WHAT IS EXPECTED:
Set out each line from the following listing that includes the word "does".

Data items:

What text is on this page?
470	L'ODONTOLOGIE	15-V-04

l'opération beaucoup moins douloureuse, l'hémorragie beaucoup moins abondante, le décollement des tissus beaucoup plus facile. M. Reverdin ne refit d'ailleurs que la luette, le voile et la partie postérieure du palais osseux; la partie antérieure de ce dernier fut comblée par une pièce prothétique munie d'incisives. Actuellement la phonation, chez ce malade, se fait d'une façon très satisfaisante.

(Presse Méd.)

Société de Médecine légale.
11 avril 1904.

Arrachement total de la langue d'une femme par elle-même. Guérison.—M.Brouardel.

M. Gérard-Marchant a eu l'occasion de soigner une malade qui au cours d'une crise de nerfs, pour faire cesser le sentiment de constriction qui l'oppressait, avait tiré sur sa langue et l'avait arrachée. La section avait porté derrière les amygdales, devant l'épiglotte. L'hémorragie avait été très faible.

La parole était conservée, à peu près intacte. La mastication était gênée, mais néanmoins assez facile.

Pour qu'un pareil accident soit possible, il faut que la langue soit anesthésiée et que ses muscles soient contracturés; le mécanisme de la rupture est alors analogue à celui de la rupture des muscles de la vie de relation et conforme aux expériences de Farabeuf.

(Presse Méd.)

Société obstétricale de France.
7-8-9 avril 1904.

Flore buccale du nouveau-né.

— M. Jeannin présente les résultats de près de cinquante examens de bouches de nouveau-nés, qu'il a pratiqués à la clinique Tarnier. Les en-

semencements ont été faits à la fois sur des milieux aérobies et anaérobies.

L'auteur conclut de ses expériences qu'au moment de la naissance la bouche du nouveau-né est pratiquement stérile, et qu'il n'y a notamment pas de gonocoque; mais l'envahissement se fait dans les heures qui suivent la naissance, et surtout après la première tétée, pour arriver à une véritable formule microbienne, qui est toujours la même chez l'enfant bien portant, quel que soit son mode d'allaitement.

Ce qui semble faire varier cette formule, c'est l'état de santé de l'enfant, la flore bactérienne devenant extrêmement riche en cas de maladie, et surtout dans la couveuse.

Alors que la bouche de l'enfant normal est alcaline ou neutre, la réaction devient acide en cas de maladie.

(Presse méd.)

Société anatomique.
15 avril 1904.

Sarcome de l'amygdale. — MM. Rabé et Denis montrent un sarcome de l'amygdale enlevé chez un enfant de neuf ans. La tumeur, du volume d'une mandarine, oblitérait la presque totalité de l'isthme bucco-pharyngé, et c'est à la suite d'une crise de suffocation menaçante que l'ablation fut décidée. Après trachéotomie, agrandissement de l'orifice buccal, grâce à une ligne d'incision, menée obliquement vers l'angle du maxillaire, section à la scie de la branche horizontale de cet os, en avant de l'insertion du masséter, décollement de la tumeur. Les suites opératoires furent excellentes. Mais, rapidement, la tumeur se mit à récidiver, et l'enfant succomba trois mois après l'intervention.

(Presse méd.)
* * *
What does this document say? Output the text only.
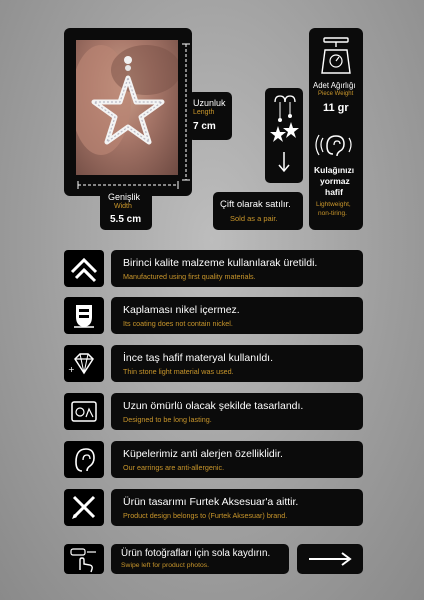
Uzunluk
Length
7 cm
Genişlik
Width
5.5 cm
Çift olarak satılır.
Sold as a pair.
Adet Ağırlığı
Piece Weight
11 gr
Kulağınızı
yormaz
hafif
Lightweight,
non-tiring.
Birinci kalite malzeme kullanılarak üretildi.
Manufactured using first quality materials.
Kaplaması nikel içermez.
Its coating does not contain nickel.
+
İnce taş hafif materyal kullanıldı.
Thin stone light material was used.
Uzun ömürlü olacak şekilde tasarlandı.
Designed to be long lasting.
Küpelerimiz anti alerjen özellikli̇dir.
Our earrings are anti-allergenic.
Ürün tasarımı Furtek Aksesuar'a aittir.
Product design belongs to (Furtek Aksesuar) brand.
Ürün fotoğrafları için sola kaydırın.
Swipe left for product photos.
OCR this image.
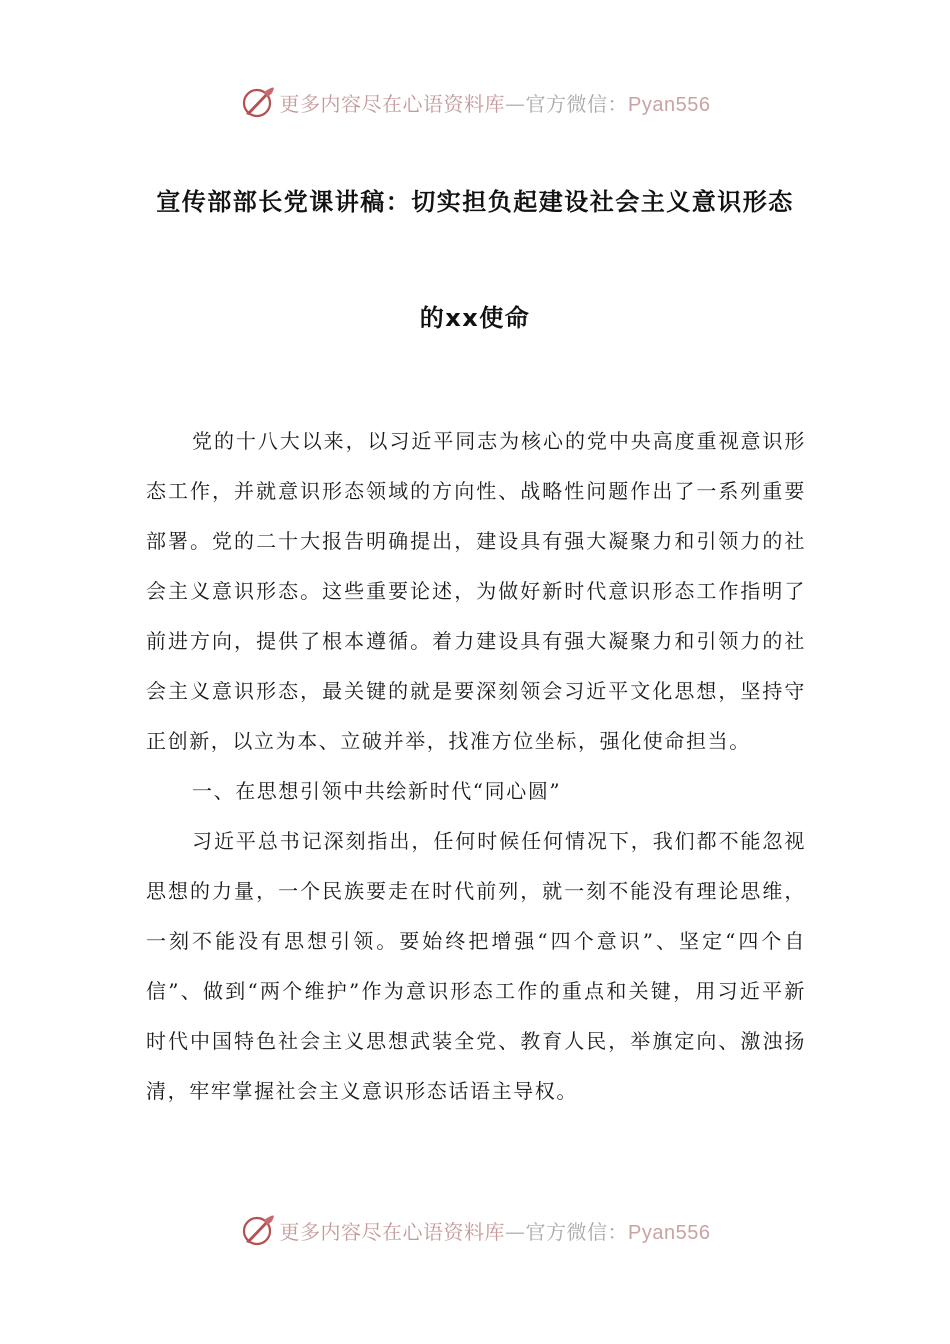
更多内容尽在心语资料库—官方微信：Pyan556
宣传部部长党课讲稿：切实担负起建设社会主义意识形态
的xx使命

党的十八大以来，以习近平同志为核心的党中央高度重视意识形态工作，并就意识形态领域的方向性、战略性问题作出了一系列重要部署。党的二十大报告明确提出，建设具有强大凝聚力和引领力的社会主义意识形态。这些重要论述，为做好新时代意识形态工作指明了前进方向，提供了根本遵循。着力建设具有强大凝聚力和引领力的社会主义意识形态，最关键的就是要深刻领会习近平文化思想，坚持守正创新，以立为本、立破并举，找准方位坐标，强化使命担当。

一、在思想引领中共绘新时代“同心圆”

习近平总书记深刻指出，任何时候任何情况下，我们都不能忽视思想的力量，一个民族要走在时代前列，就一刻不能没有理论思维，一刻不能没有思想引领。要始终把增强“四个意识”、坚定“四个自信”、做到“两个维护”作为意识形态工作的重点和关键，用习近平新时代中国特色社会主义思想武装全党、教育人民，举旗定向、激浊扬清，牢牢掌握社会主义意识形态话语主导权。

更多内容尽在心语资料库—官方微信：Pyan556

ANSWER TO THIS EXERCISE:
What does this document say? Output the text only.
Its coating does not contain nickel.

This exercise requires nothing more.